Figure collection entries
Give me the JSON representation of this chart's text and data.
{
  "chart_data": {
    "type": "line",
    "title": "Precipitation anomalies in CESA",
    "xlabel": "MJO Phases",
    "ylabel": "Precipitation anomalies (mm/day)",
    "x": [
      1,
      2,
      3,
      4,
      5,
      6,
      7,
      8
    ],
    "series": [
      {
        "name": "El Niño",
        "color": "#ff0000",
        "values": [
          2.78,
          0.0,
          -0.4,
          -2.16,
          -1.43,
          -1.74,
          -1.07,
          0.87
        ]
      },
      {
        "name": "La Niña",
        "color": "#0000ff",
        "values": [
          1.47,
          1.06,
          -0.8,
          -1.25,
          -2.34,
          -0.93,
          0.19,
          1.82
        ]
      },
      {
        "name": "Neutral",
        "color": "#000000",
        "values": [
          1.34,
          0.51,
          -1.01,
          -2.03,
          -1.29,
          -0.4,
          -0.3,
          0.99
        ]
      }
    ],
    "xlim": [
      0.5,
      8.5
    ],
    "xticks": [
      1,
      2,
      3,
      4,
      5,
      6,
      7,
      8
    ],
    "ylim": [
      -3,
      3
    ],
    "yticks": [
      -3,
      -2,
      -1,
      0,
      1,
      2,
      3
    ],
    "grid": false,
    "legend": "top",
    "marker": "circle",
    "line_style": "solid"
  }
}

— Problem requirements —
Please copy out each record, character for character.

— Answer to this exercise —
Give me the JSON representation of this chart's text and data.
{
  "chart_data": {
    "type": "line",
    "title": "Precipitation anomalies in CESA",
    "xlabel": "MJO Phases",
    "ylabel": "Precipitation anomalies (mm/day)",
    "x": [
      1,
      2,
      3,
      4,
      5,
      6,
      7,
      8
    ],
    "series": [
      {
        "name": "El Niño",
        "color": "#ff0000",
        "values": [
          2.78,
          0.0,
          -0.4,
          -2.16,
          -1.43,
          -1.74,
          -1.07,
          0.87
        ]
      },
      {
        "name": "La Niña",
        "color": "#0000ff",
        "values": [
          1.47,
          1.06,
          -0.8,
          -1.25,
          -2.34,
          -0.93,
          0.19,
          1.82
        ]
      },
      {
        "name": "Neutral",
        "color": "#000000",
        "values": [
          1.34,
          0.51,
          -1.01,
          -2.03,
          -1.29,
          -0.4,
          -0.3,
          0.99
        ]
      }
    ],
    "xlim": [
      0.5,
      8.5
    ],
    "xticks": [
      1,
      2,
      3,
      4,
      5,
      6,
      7,
      8
    ],
    "ylim": [
      -3,
      3
    ],
    "yticks": [
      -3,
      -2,
      -1,
      0,
      1,
      2,
      3
    ],
    "grid": false,
    "legend": "top",
    "marker": "circle",
    "line_style": "solid"
  }
}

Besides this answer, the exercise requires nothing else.